• **Stated goal**: Reproduce the material in full, unchanged.

• **Records for processing**:
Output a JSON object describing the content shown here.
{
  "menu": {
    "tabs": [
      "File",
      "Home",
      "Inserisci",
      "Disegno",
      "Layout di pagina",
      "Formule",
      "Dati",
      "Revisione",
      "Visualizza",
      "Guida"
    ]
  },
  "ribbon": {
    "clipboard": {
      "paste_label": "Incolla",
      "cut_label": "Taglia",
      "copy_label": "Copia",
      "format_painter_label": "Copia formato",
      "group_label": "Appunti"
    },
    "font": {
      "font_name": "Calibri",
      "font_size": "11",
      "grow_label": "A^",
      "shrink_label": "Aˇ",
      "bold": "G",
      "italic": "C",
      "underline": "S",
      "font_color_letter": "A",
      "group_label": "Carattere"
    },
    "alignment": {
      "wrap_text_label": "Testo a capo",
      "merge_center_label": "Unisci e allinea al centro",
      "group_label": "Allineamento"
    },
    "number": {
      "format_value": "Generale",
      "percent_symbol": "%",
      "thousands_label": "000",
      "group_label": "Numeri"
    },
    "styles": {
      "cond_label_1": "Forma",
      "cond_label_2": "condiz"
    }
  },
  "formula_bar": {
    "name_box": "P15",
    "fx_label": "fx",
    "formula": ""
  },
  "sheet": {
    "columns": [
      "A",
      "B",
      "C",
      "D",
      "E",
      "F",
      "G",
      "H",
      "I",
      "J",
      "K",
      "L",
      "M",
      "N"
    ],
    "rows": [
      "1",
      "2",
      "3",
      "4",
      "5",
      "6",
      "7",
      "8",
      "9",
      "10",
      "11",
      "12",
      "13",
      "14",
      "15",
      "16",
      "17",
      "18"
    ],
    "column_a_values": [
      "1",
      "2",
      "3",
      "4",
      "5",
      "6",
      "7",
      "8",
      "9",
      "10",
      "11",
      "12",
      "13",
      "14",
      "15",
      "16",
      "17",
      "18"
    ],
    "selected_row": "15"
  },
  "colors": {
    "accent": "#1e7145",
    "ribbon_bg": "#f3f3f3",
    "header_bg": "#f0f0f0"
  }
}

• **Result**:
Output a JSON object describing the content shown here.
{
  "menu": {
    "tabs": [
      "File",
      "Home",
      "Inserisci",
      "Disegno",
      "Layout di pagina",
      "Formule",
      "Dati",
      "Revisione",
      "Visualizza",
      "Guida"
    ]
  },
  "ribbon": {
    "clipboard": {
      "paste_label": "Incolla",
      "cut_label": "Taglia",
      "copy_label": "Copia",
      "format_painter_label": "Copia formato",
      "group_label": "Appunti"
    },
    "font": {
      "font_name": "Calibri",
      "font_size": "11",
      "grow_label": "A^",
      "shrink_label": "Aˇ",
      "bold": "G",
      "italic": "C",
      "underline": "S",
      "font_color_letter": "A",
      "group_label": "Carattere"
    },
    "alignment": {
      "wrap_text_label": "Testo a capo",
      "merge_center_label": "Unisci e allinea al centro",
      "group_label": "Allineamento"
    },
    "number": {
      "format_value": "Generale",
      "percent_symbol": "%",
      "thousands_label": "000",
      "group_label": "Numeri"
    },
    "styles": {
      "cond_label_1": "Forma",
      "cond_label_2": "condiz"
    }
  },
  "formula_bar": {
    "name_box": "P15",
    "fx_label": "fx",
    "formula": ""
  },
  "sheet": {
    "columns": [
      "A",
      "B",
      "C",
      "D",
      "E",
      "F",
      "G",
      "H",
      "I",
      "J",
      "K",
      "L",
      "M",
      "N"
    ],
    "rows": [
      "1",
      "2",
      "3",
      "4",
      "5",
      "6",
      "7",
      "8",
      "9",
      "10",
      "11",
      "12",
      "13",
      "14",
      "15",
      "16",
      "17",
      "18"
    ],
    "column_a_values": [
      "1",
      "2",
      "3",
      "4",
      "5",
      "6",
      "7",
      "8",
      "9",
      "10",
      "11",
      "12",
      "13",
      "14",
      "15",
      "16",
      "17",
      "18"
    ],
    "selected_row": "15"
  },
  "colors": {
    "accent": "#1e7145",
    "ribbon_bg": "#f3f3f3",
    "header_bg": "#f0f0f0"
  }
}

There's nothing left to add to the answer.